— begin —

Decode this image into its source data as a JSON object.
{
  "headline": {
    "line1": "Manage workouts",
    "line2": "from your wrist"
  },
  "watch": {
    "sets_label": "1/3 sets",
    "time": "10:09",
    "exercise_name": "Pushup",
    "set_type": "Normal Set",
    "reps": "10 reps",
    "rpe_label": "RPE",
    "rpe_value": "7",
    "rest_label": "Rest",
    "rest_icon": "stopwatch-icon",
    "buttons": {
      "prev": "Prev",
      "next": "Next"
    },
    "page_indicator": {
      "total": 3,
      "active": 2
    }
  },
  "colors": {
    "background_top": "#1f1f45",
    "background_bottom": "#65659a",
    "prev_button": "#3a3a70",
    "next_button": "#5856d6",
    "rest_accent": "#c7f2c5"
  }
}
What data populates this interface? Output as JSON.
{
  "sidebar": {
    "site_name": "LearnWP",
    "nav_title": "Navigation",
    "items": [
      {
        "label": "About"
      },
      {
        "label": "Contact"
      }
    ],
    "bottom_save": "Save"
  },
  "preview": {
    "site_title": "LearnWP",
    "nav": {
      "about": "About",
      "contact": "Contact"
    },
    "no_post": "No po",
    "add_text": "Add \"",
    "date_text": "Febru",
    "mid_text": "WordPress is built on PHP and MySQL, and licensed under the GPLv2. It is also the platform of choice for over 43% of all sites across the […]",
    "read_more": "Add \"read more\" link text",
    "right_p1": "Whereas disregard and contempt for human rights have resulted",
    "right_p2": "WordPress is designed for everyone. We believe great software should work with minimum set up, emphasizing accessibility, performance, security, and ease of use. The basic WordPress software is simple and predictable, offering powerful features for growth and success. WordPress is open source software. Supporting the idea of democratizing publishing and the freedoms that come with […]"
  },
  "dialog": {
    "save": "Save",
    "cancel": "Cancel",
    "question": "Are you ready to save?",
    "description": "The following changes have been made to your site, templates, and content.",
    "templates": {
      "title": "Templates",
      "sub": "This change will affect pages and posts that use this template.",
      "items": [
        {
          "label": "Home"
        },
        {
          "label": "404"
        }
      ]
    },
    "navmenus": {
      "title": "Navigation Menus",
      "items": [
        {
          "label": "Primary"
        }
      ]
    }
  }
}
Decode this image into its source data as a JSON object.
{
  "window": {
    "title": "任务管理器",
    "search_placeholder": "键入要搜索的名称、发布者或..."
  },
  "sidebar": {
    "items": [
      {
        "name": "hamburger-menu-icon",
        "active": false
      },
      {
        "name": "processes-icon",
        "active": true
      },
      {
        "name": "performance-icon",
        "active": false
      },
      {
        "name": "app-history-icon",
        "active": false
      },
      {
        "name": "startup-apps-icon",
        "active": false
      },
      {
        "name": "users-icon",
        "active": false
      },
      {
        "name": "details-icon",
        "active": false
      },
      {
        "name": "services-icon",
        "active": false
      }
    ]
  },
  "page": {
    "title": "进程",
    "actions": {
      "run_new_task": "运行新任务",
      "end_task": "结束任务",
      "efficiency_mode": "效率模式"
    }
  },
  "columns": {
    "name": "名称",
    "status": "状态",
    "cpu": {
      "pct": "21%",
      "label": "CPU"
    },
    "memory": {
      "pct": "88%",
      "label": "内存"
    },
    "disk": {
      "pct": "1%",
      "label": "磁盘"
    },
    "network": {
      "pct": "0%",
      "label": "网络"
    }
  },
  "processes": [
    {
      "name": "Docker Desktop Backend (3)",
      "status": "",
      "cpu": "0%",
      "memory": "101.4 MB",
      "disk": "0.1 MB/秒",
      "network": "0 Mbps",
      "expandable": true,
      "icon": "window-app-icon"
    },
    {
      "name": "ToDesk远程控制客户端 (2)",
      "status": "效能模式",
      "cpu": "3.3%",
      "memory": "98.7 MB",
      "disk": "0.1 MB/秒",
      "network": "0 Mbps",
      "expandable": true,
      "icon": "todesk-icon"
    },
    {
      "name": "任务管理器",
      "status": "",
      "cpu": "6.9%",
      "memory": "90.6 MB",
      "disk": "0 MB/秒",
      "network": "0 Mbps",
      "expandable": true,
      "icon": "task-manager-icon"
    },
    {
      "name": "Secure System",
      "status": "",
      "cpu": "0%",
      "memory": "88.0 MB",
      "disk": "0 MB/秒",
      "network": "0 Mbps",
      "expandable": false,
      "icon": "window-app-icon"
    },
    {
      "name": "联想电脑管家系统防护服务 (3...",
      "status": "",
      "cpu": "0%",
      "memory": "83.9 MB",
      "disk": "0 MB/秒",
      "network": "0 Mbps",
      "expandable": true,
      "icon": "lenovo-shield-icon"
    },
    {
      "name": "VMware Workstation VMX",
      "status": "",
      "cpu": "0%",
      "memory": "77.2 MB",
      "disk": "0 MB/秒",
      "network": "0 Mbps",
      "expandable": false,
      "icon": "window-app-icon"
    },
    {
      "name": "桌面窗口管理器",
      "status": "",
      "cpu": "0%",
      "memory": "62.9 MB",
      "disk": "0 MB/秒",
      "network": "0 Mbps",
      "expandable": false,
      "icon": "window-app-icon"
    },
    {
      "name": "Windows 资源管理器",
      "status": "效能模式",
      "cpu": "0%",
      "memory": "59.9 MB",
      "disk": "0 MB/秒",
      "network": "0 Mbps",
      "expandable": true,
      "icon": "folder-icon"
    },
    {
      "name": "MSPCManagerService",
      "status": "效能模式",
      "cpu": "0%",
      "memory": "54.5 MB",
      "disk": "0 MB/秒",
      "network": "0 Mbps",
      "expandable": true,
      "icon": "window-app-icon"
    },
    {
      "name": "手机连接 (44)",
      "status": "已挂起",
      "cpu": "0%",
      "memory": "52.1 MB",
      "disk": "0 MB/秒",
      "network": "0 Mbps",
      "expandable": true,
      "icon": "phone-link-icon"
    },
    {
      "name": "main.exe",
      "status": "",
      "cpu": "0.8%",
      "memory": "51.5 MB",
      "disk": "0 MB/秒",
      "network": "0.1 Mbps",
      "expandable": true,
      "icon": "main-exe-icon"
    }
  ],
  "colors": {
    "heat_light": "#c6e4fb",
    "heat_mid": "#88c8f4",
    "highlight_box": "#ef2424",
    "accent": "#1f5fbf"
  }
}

— end —

Given problem: Return every entry verbatim.

Worked answer:
Decode this image into its source data as a JSON object.
{
  "headline": {
    "line1": "Manage workouts",
    "line2": "from your wrist"
  },
  "watch": {
    "sets_label": "1/3 sets",
    "time": "10:09",
    "exercise_name": "Pushup",
    "set_type": "Normal Set",
    "reps": "10 reps",
    "rpe_label": "RPE",
    "rpe_value": "7",
    "rest_label": "Rest",
    "rest_icon": "stopwatch-icon",
    "buttons": {
      "prev": "Prev",
      "next": "Next"
    },
    "page_indicator": {
      "total": 3,
      "active": 2
    }
  },
  "colors": {
    "background_top": "#1f1f45",
    "background_bottom": "#65659a",
    "prev_button": "#3a3a70",
    "next_button": "#5856d6",
    "rest_accent": "#c7f2c5"
  }
}
What data populates this interface? Output as JSON.
{
  "sidebar": {
    "site_name": "LearnWP",
    "nav_title": "Navigation",
    "items": [
      {
        "label": "About"
      },
      {
        "label": "Contact"
      }
    ],
    "bottom_save": "Save"
  },
  "preview": {
    "site_title": "LearnWP",
    "nav": {
      "about": "About",
      "contact": "Contact"
    },
    "no_post": "No po",
    "add_text": "Add \"",
    "date_text": "Febru",
    "mid_text": "WordPress is built on PHP and MySQL, and licensed under the GPLv2. It is also the platform of choice for over 43% of all sites across the […]",
    "read_more": "Add \"read more\" link text",
    "right_p1": "Whereas disregard and contempt for human rights have resulted",
    "right_p2": "WordPress is designed for everyone. We believe great software should work with minimum set up, emphasizing accessibility, performance, security, and ease of use. The basic WordPress software is simple and predictable, offering powerful features for growth and success. WordPress is open source software. Supporting the idea of democratizing publishing and the freedoms that come with […]"
  },
  "dialog": {
    "save": "Save",
    "cancel": "Cancel",
    "question": "Are you ready to save?",
    "description": "The following changes have been made to your site, templates, and content.",
    "templates": {
      "title": "Templates",
      "sub": "This change will affect pages and posts that use this template.",
      "items": [
        {
          "label": "Home"
        },
        {
          "label": "404"
        }
      ]
    },
    "navmenus": {
      "title": "Navigation Menus",
      "items": [
        {
          "label": "Primary"
        }
      ]
    }
  }
}
Decode this image into its source data as a JSON object.
{
  "window": {
    "title": "任务管理器",
    "search_placeholder": "键入要搜索的名称、发布者或..."
  },
  "sidebar": {
    "items": [
      {
        "name": "hamburger-menu-icon",
        "active": false
      },
      {
        "name": "processes-icon",
        "active": true
      },
      {
        "name": "performance-icon",
        "active": false
      },
      {
        "name": "app-history-icon",
        "active": false
      },
      {
        "name": "startup-apps-icon",
        "active": false
      },
      {
        "name": "users-icon",
        "active": false
      },
      {
        "name": "details-icon",
        "active": false
      },
      {
        "name": "services-icon",
        "active": false
      }
    ]
  },
  "page": {
    "title": "进程",
    "actions": {
      "run_new_task": "运行新任务",
      "end_task": "结束任务",
      "efficiency_mode": "效率模式"
    }
  },
  "columns": {
    "name": "名称",
    "status": "状态",
    "cpu": {
      "pct": "21%",
      "label": "CPU"
    },
    "memory": {
      "pct": "88%",
      "label": "内存"
    },
    "disk": {
      "pct": "1%",
      "label": "磁盘"
    },
    "network": {
      "pct": "0%",
      "label": "网络"
    }
  },
  "processes": [
    {
      "name": "Docker Desktop Backend (3)",
      "status": "",
      "cpu": "0%",
      "memory": "101.4 MB",
      "disk": "0.1 MB/秒",
      "network": "0 Mbps",
      "expandable": true,
      "icon": "window-app-icon"
    },
    {
      "name": "ToDesk远程控制客户端 (2)",
      "status": "效能模式",
      "cpu": "3.3%",
      "memory": "98.7 MB",
      "disk": "0.1 MB/秒",
      "network": "0 Mbps",
      "expandable": true,
      "icon": "todesk-icon"
    },
    {
      "name": "任务管理器",
      "status": "",
      "cpu": "6.9%",
      "memory": "90.6 MB",
      "disk": "0 MB/秒",
      "network": "0 Mbps",
      "expandable": true,
      "icon": "task-manager-icon"
    },
    {
      "name": "Secure System",
      "status": "",
      "cpu": "0%",
      "memory": "88.0 MB",
      "disk": "0 MB/秒",
      "network": "0 Mbps",
      "expandable": false,
      "icon": "window-app-icon"
    },
    {
      "name": "联想电脑管家系统防护服务 (3...",
      "status": "",
      "cpu": "0%",
      "memory": "83.9 MB",
      "disk": "0 MB/秒",
      "network": "0 Mbps",
      "expandable": true,
      "icon": "lenovo-shield-icon"
    },
    {
      "name": "VMware Workstation VMX",
      "status": "",
      "cpu": "0%",
      "memory": "77.2 MB",
      "disk": "0 MB/秒",
      "network": "0 Mbps",
      "expandable": false,
      "icon": "window-app-icon"
    },
    {
      "name": "桌面窗口管理器",
      "status": "",
      "cpu": "0%",
      "memory": "62.9 MB",
      "disk": "0 MB/秒",
      "network": "0 Mbps",
      "expandable": false,
      "icon": "window-app-icon"
    },
    {
      "name": "Windows 资源管理器",
      "status": "效能模式",
      "cpu": "0%",
      "memory": "59.9 MB",
      "disk": "0 MB/秒",
      "network": "0 Mbps",
      "expandable": true,
      "icon": "folder-icon"
    },
    {
      "name": "MSPCManagerService",
      "status": "效能模式",
      "cpu": "0%",
      "memory": "54.5 MB",
      "disk": "0 MB/秒",
      "network": "0 Mbps",
      "expandable": true,
      "icon": "window-app-icon"
    },
    {
      "name": "手机连接 (44)",
      "status": "已挂起",
      "cpu": "0%",
      "memory": "52.1 MB",
      "disk": "0 MB/秒",
      "network": "0 Mbps",
      "expandable": true,
      "icon": "phone-link-icon"
    },
    {
      "name": "main.exe",
      "status": "",
      "cpu": "0.8%",
      "memory": "51.5 MB",
      "disk": "0 MB/秒",
      "network": "0.1 Mbps",
      "expandable": true,
      "icon": "main-exe-icon"
    }
  ],
  "colors": {
    "heat_light": "#c6e4fb",
    "heat_mid": "#88c8f4",
    "highlight_box": "#ef2424",
    "accent": "#1f5fbf"
  }
}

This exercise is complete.